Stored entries

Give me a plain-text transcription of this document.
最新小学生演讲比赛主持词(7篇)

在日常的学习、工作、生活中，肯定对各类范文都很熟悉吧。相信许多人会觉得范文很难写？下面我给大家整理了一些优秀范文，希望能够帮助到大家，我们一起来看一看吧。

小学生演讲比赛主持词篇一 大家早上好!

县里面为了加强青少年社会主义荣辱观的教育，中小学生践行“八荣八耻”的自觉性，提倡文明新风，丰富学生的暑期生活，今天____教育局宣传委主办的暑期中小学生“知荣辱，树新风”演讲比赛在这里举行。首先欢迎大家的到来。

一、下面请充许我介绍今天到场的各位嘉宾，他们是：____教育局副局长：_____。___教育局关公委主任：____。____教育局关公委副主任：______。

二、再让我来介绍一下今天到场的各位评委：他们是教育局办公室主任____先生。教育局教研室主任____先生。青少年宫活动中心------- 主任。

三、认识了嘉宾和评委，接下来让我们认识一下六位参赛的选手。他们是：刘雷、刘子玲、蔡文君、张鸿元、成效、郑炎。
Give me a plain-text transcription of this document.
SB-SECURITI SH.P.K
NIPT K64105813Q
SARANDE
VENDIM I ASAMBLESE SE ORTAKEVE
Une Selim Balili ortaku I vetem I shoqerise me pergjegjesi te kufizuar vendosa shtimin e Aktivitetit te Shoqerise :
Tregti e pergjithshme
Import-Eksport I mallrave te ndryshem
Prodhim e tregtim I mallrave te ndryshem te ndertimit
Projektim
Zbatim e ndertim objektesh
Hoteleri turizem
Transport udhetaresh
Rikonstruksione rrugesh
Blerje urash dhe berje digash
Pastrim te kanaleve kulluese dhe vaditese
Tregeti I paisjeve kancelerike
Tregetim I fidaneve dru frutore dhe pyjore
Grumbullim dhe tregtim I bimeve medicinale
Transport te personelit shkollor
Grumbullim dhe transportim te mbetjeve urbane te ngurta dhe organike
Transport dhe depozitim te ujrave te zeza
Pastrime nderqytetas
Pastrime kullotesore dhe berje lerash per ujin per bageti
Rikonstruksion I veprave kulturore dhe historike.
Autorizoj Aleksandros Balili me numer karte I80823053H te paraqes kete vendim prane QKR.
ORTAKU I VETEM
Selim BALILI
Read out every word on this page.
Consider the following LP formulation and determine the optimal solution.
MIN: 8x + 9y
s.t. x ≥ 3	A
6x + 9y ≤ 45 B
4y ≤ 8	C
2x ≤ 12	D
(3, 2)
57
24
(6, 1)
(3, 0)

EXERCISE OBJECTIVE -
Transcribe every record above exactly as it appears.

FINAL ANSWER -
Give me a plain-text transcription of this document.
最新小学生演讲比赛主持词(7篇)

在日常的学习、工作、生活中，肯定对各类范文都很熟悉吧。相信许多人会觉得范文很难写？下面我给大家整理了一些优秀范文，希望能够帮助到大家，我们一起来看一看吧。

小学生演讲比赛主持词篇一 大家早上好!

县里面为了加强青少年社会主义荣辱观的教育，中小学生践行“八荣八耻”的自觉性，提倡文明新风，丰富学生的暑期生活，今天____教育局宣传委主办的暑期中小学生“知荣辱，树新风”演讲比赛在这里举行。首先欢迎大家的到来。

一、下面请充许我介绍今天到场的各位嘉宾，他们是：____教育局副局长：_____。___教育局关公委主任：____。____教育局关公委副主任：______。

二、再让我来介绍一下今天到场的各位评委：他们是教育局办公室主任____先生。教育局教研室主任____先生。青少年宫活动中心------- 主任。

三、认识了嘉宾和评委，接下来让我们认识一下六位参赛的选手。他们是：刘雷、刘子玲、蔡文君、张鸿元、成效、郑炎。
Give me a plain-text transcription of this document.
SB-SECURITI SH.P.K
NIPT K64105813Q
SARANDE
VENDIM I ASAMBLESE SE ORTAKEVE
Une Selim Balili ortaku I vetem I shoqerise me pergjegjesi te kufizuar vendosa shtimin e Aktivitetit te Shoqerise :
Tregti e pergjithshme
Import-Eksport I mallrave te ndryshem
Prodhim e tregtim I mallrave te ndryshem te ndertimit
Projektim
Zbatim e ndertim objektesh
Hoteleri turizem
Transport udhetaresh
Rikonstruksione rrugesh
Blerje urash dhe berje digash
Pastrim te kanaleve kulluese dhe vaditese
Tregeti I paisjeve kancelerike
Tregetim I fidaneve dru frutore dhe pyjore
Grumbullim dhe tregtim I bimeve medicinale
Transport te personelit shkollor
Grumbullim dhe transportim te mbetjeve urbane te ngurta dhe organike
Transport dhe depozitim te ujrave te zeza
Pastrime nderqytetas
Pastrime kullotesore dhe berje lerash per ujin per bageti
Rikonstruksion I veprave kulturore dhe historike.
Autorizoj Aleksandros Balili me numer karte I80823053H te paraqes kete vendim prane QKR.
ORTAKU I VETEM
Selim BALILI
Read out every word on this page.
Consider the following LP formulation and determine the optimal solution.
MIN: 8x + 9y
s.t. x ≥ 3	A
6x + 9y ≤ 45 B
4y ≤ 8	C
2x ≤ 12	D
(3, 2)
57
24
(6, 1)
(3, 0)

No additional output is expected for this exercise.